** BEGIN Information given **

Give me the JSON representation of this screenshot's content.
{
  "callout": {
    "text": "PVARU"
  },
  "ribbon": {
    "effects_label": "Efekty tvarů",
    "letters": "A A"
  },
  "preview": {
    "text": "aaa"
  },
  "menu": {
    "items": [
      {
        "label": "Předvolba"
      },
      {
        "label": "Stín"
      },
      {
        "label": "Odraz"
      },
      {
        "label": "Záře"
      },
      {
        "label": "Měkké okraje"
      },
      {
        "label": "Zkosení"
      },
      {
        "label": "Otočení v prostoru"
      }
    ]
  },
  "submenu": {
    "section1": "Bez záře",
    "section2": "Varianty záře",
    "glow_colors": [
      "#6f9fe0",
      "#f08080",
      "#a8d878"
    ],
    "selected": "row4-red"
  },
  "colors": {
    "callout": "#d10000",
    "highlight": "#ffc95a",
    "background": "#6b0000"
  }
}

** END Information given **

#### Problem
Quote each line of the data above exactly as written.

#### Correct output
Give me the JSON representation of this screenshot's content.
{
  "callout": {
    "text": "PVARU"
  },
  "ribbon": {
    "effects_label": "Efekty tvarů",
    "letters": "A A"
  },
  "preview": {
    "text": "aaa"
  },
  "menu": {
    "items": [
      {
        "label": "Předvolba"
      },
      {
        "label": "Stín"
      },
      {
        "label": "Odraz"
      },
      {
        "label": "Záře"
      },
      {
        "label": "Měkké okraje"
      },
      {
        "label": "Zkosení"
      },
      {
        "label": "Otočení v prostoru"
      }
    ]
  },
  "submenu": {
    "section1": "Bez záře",
    "section2": "Varianty záře",
    "glow_colors": [
      "#6f9fe0",
      "#f08080",
      "#a8d878"
    ],
    "selected": "row4-red"
  },
  "colors": {
    "callout": "#d10000",
    "highlight": "#ffc95a",
    "background": "#6b0000"
  }
}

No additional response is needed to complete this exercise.